begin

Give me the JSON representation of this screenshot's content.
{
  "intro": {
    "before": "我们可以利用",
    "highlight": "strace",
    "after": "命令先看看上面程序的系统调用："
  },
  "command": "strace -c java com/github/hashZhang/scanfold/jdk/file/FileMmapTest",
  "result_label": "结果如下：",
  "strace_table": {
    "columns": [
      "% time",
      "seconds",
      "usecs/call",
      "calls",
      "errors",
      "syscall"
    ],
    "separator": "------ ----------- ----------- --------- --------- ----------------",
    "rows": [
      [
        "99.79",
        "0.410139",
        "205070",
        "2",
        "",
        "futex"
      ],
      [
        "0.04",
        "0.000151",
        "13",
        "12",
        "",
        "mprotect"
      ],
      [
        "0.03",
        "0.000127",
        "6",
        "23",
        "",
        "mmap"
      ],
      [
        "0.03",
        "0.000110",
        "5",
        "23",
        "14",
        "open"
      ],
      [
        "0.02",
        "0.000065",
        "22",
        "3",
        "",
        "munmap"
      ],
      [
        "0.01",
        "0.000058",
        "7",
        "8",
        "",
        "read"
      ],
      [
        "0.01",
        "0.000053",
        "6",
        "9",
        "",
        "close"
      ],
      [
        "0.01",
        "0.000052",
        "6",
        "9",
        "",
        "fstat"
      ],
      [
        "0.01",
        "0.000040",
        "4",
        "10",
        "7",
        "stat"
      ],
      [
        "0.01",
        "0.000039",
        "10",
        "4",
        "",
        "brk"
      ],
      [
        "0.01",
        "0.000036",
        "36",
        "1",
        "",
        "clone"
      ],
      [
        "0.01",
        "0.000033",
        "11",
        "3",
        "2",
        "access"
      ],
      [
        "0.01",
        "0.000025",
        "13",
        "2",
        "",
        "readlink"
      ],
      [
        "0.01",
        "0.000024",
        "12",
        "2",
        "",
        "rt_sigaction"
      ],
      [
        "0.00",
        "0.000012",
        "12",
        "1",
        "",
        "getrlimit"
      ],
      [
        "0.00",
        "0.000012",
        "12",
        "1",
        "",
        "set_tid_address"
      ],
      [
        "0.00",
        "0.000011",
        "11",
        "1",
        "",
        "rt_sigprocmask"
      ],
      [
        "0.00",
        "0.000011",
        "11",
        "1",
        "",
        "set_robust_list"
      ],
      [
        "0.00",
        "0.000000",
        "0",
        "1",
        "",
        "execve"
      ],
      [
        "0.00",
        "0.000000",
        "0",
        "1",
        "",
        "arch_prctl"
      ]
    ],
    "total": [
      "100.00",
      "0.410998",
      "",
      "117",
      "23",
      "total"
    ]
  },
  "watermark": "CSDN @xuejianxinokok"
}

end

DIRECTIVE: Without leaving anything out, quote all the data.

ANSWER TO THIS EXERCISE:
Give me the JSON representation of this screenshot's content.
{
  "intro": {
    "before": "我们可以利用",
    "highlight": "strace",
    "after": "命令先看看上面程序的系统调用："
  },
  "command": "strace -c java com/github/hashZhang/scanfold/jdk/file/FileMmapTest",
  "result_label": "结果如下：",
  "strace_table": {
    "columns": [
      "% time",
      "seconds",
      "usecs/call",
      "calls",
      "errors",
      "syscall"
    ],
    "separator": "------ ----------- ----------- --------- --------- ----------------",
    "rows": [
      [
        "99.79",
        "0.410139",
        "205070",
        "2",
        "",
        "futex"
      ],
      [
        "0.04",
        "0.000151",
        "13",
        "12",
        "",
        "mprotect"
      ],
      [
        "0.03",
        "0.000127",
        "6",
        "23",
        "",
        "mmap"
      ],
      [
        "0.03",
        "0.000110",
        "5",
        "23",
        "14",
        "open"
      ],
      [
        "0.02",
        "0.000065",
        "22",
        "3",
        "",
        "munmap"
      ],
      [
        "0.01",
        "0.000058",
        "7",
        "8",
        "",
        "read"
      ],
      [
        "0.01",
        "0.000053",
        "6",
        "9",
        "",
        "close"
      ],
      [
        "0.01",
        "0.000052",
        "6",
        "9",
        "",
        "fstat"
      ],
      [
        "0.01",
        "0.000040",
        "4",
        "10",
        "7",
        "stat"
      ],
      [
        "0.01",
        "0.000039",
        "10",
        "4",
        "",
        "brk"
      ],
      [
        "0.01",
        "0.000036",
        "36",
        "1",
        "",
        "clone"
      ],
      [
        "0.01",
        "0.000033",
        "11",
        "3",
        "2",
        "access"
      ],
      [
        "0.01",
        "0.000025",
        "13",
        "2",
        "",
        "readlink"
      ],
      [
        "0.01",
        "0.000024",
        "12",
        "2",
        "",
        "rt_sigaction"
      ],
      [
        "0.00",
        "0.000012",
        "12",
        "1",
        "",
        "getrlimit"
      ],
      [
        "0.00",
        "0.000012",
        "12",
        "1",
        "",
        "set_tid_address"
      ],
      [
        "0.00",
        "0.000011",
        "11",
        "1",
        "",
        "rt_sigprocmask"
      ],
      [
        "0.00",
        "0.000011",
        "11",
        "1",
        "",
        "set_robust_list"
      ],
      [
        "0.00",
        "0.000000",
        "0",
        "1",
        "",
        "execve"
      ],
      [
        "0.00",
        "0.000000",
        "0",
        "1",
        "",
        "arch_prctl"
      ]
    ],
    "total": [
      "100.00",
      "0.410998",
      "",
      "117",
      "23",
      "total"
    ]
  },
  "watermark": "CSDN @xuejianxinokok"
}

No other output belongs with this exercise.